Excerpted text —
The next morning, when Sandy's mother Martha and younger sister Bua arrive to pick him up, Flipper appears to see him off.

== Cast ==
- Paul Hogan as Porter Ricks
- Elijah Wood as Sandy Ricks, Porter's nephew
- Chelsea Field as Cathy, Porter's love interest
- Isaac Hayes as Sheriff Buck Cowan
- Jonathan Banks as Dirk Moran, Porter's rival
- Jason Fuchs as Marvin, Cathy's son
- Jessica Wesson as Kim Parker, Sandy's love interest
- Bill Kelley as Donald
- Robert Deacon as Bounty Fisherman #1
- Ann Carey as Fisherman's Wife
- Mark Casella as Bounty Fisherman #2
- Luke Halpin as Bounty Fisherman #3
- Mary Jo Faraci as Martha Ricks, Porter's sister and Sandy's mother
- Allison Bertolino as Bua Ricks, Porter's niece and Sandy's younger sister

== Production ==
Alan Shapiro had initially been working on a Archie adaptation for Universal Pictures until management changed their minds and asked Shapiro to write and direct an adaptation of Flipper instead. Shapiro had no interest in Flipper and initially rejected the idea but took on the project due to the difficulty in getting a film off the ground and was interested in the film making required for such a film which he referred to as Jaws-lite.

Things to do —
a) Answer these from the text on the film Flipper, one line each:
(i) Who plays Porter Ricks?
(ii) For which studio was Alan Shapiro first working on an Archie adaptation?
(iii) Which actor plays Martha Ricks?
b) Resume the text on the film Flipper, picking up right after its final sentence.

Records shown —
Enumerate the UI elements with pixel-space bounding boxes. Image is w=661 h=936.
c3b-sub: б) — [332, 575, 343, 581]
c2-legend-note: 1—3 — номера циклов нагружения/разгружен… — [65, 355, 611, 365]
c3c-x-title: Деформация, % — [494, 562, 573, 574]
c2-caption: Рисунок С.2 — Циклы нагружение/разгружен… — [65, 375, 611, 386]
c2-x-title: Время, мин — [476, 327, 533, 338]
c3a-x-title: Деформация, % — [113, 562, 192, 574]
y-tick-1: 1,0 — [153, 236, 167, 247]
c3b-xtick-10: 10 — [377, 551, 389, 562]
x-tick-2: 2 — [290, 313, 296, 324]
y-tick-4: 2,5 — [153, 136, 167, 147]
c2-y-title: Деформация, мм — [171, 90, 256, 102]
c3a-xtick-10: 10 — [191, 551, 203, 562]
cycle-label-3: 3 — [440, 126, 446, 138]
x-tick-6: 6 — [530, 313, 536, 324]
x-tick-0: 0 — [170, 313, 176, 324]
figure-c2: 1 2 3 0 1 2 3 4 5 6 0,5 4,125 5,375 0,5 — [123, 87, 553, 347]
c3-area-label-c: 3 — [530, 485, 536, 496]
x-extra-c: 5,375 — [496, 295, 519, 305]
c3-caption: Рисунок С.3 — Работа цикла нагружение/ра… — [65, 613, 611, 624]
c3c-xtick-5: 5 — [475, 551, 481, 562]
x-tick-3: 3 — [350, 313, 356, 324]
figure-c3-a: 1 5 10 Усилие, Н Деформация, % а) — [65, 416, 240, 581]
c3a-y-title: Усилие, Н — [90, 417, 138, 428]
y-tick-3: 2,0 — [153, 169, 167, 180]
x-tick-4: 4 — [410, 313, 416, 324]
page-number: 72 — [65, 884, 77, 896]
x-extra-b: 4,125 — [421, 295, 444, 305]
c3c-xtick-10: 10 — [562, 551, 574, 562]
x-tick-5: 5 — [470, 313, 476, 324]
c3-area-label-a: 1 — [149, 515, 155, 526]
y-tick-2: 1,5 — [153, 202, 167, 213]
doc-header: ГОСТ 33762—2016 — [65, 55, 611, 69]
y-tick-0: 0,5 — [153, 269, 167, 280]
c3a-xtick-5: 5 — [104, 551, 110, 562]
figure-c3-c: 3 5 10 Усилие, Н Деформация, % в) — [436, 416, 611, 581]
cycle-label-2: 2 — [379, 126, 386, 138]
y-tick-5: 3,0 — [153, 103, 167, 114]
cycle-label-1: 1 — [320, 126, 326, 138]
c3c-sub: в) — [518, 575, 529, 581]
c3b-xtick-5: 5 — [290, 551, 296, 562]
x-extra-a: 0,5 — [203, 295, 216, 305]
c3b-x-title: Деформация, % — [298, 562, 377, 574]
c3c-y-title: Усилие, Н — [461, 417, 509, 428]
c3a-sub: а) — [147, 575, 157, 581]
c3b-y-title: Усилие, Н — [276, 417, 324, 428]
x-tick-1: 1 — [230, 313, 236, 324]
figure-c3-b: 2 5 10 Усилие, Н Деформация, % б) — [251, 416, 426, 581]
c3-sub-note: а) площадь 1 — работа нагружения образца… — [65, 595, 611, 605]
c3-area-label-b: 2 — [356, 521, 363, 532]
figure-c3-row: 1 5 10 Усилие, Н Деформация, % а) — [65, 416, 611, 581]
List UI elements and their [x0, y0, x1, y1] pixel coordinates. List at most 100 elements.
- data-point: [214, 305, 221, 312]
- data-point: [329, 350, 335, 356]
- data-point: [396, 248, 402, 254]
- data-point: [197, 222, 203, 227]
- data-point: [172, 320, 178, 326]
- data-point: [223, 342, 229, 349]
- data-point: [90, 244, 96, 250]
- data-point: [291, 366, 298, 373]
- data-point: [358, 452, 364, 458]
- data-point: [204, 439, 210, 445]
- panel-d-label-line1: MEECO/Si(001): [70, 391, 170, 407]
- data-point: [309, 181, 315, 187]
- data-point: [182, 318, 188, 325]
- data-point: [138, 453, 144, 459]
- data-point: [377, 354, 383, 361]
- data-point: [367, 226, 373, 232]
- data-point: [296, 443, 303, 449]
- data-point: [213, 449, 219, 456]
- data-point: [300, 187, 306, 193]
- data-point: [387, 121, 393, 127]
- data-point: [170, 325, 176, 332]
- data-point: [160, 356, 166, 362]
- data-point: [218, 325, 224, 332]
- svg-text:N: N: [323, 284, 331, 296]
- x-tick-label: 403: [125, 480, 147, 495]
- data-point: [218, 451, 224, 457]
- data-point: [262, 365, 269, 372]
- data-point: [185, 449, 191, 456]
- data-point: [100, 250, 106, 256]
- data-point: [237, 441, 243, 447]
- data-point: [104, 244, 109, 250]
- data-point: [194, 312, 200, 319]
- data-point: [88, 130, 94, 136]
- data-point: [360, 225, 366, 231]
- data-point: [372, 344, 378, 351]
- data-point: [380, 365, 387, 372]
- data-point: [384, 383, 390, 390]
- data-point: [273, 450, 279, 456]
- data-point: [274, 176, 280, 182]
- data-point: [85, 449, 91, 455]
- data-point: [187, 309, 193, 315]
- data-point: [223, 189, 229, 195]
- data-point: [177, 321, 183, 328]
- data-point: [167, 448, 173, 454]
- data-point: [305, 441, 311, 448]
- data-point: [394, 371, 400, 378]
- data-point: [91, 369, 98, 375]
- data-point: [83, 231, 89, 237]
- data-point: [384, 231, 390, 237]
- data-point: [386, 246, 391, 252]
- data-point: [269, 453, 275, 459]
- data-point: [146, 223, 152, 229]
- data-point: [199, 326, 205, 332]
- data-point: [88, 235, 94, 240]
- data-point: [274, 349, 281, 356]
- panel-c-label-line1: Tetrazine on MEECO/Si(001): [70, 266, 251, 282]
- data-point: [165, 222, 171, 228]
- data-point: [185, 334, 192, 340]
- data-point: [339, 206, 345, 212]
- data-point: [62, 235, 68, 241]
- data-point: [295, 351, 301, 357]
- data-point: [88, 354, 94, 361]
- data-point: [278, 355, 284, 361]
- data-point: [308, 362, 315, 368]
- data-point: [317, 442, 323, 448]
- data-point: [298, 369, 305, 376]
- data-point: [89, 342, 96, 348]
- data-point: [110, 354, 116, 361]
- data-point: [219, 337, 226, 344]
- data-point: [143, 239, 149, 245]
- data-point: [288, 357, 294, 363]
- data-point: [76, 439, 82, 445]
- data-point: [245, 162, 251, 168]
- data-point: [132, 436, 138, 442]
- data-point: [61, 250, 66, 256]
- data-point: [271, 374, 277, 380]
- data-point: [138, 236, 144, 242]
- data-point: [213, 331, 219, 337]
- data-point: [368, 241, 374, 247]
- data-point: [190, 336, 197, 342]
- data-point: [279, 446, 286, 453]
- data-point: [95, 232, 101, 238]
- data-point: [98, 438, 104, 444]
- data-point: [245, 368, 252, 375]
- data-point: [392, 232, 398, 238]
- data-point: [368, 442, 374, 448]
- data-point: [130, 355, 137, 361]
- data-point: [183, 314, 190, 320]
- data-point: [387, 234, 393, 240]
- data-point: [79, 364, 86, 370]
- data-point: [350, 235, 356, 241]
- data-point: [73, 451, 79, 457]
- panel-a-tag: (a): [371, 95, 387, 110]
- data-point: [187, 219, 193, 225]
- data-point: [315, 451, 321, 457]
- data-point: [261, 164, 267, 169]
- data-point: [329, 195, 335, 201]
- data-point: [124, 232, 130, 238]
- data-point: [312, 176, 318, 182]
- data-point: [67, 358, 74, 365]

Exercise results —
a)
(i) Paul Hogan
(ii) Universal Pictures
(iii) Mary Jo Faraci

b)
The film was shot in the Bahamas. Animatronic dolphins, designed by Walt Conti and his team, had to be used extensively, such as in scenes where Flipper interacts with the human characters or is shown swimming along. Conti stated that using real dolphins does not work as well as many might think. Nevertheless, a trio of real dolphins did interact with star Elijah Wood during production, with Wood saying that he enjoyed the opportunity to swim with them.

== Reception ==

=== Box office ===
The film debuted at number 2 at the US box office behind Twister with $4.5 million. Flipper ultimately grossed $20.1 million in the United States and Canada and $35.5 million worldwide on a $25 million budget.

=== Critical response ===
Joe Leydon of Variety criticized the plot, but appreciated the performances of Hogan, Wood, Wesson, Hayes and Field, as well as the animatronic work on the film. Dwayne E. Leslie of Boxoffice noted the scene where a hammerhead shark attacks a seabird, which brings to mind similar footage from National Geographic, may be shocking for very young children.

Rotten Tomatoes gives the film a 30% approval rating based on reviews from 20 critics. On Metacritic, it has a score of 43% based on reviews from 19 critics, indicating "mixed or average" reviews.
Audiences surveyed by CinemaScore gave the film a grade of "A−" on a scale of A+ to F.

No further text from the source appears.